### Working data:
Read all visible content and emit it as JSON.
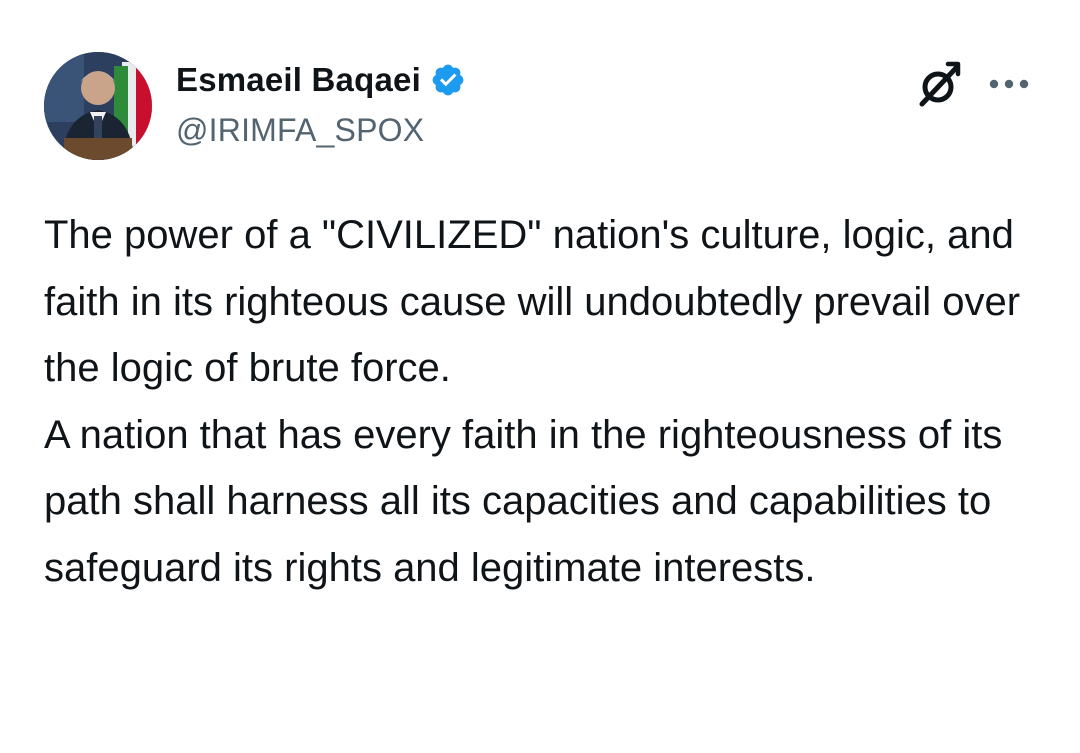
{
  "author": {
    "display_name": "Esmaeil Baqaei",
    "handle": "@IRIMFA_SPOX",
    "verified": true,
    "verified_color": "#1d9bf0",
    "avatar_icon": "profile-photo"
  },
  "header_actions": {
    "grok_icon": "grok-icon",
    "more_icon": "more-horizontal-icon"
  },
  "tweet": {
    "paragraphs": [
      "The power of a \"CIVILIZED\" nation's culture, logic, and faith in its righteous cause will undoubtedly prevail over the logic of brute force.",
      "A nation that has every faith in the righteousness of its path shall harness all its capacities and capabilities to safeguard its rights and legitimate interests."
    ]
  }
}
...
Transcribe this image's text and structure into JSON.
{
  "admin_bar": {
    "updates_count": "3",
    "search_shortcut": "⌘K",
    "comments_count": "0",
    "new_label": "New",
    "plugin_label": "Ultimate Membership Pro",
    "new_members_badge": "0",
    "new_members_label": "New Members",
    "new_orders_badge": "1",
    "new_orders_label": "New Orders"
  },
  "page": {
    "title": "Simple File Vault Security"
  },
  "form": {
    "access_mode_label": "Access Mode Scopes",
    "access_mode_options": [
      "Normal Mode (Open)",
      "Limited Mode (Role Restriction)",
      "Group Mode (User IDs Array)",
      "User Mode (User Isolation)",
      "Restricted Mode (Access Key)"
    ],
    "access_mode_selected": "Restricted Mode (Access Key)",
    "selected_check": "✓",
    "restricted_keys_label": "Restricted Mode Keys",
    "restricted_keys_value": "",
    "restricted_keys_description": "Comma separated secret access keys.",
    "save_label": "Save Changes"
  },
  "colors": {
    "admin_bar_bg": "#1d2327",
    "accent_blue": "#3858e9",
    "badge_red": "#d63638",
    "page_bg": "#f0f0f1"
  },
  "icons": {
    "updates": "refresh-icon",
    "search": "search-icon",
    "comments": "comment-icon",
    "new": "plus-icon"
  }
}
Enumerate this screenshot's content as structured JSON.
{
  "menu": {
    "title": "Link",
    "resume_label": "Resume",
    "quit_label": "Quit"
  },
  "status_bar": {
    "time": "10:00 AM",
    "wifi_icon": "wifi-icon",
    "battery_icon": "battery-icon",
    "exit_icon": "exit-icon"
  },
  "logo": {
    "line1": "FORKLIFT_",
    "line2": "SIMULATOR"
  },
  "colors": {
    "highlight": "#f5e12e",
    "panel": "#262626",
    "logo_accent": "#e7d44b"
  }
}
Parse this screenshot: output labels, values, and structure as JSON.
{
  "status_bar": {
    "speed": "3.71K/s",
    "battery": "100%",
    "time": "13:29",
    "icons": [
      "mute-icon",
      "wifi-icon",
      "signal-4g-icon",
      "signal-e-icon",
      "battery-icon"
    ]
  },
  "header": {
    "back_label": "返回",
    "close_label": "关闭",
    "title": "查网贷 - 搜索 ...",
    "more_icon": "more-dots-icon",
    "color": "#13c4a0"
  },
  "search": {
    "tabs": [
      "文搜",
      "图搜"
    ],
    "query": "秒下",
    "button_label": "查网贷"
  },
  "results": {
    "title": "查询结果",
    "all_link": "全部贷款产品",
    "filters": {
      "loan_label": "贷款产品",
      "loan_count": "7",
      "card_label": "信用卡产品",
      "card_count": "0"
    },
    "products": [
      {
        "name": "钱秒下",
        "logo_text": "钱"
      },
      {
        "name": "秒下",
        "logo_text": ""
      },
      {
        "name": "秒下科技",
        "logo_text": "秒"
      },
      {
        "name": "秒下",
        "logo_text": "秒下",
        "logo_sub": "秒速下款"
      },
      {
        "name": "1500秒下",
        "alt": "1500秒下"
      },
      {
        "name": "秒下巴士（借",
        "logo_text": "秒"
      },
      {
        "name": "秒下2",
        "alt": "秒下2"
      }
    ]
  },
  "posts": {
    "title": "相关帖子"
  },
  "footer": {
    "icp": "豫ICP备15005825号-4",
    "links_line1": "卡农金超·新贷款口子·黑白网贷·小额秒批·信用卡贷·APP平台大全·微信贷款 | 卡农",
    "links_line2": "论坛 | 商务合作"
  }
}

### Set task:
Collect the lines of the data that carry the word "JSON".

### Right answer:
Read all visible content and emit it as JSON.
Transcribe this image's text and structure into JSON.
Enumerate this screenshot's content as structured JSON.
Parse this screenshot: output labels, values, and structure as JSON.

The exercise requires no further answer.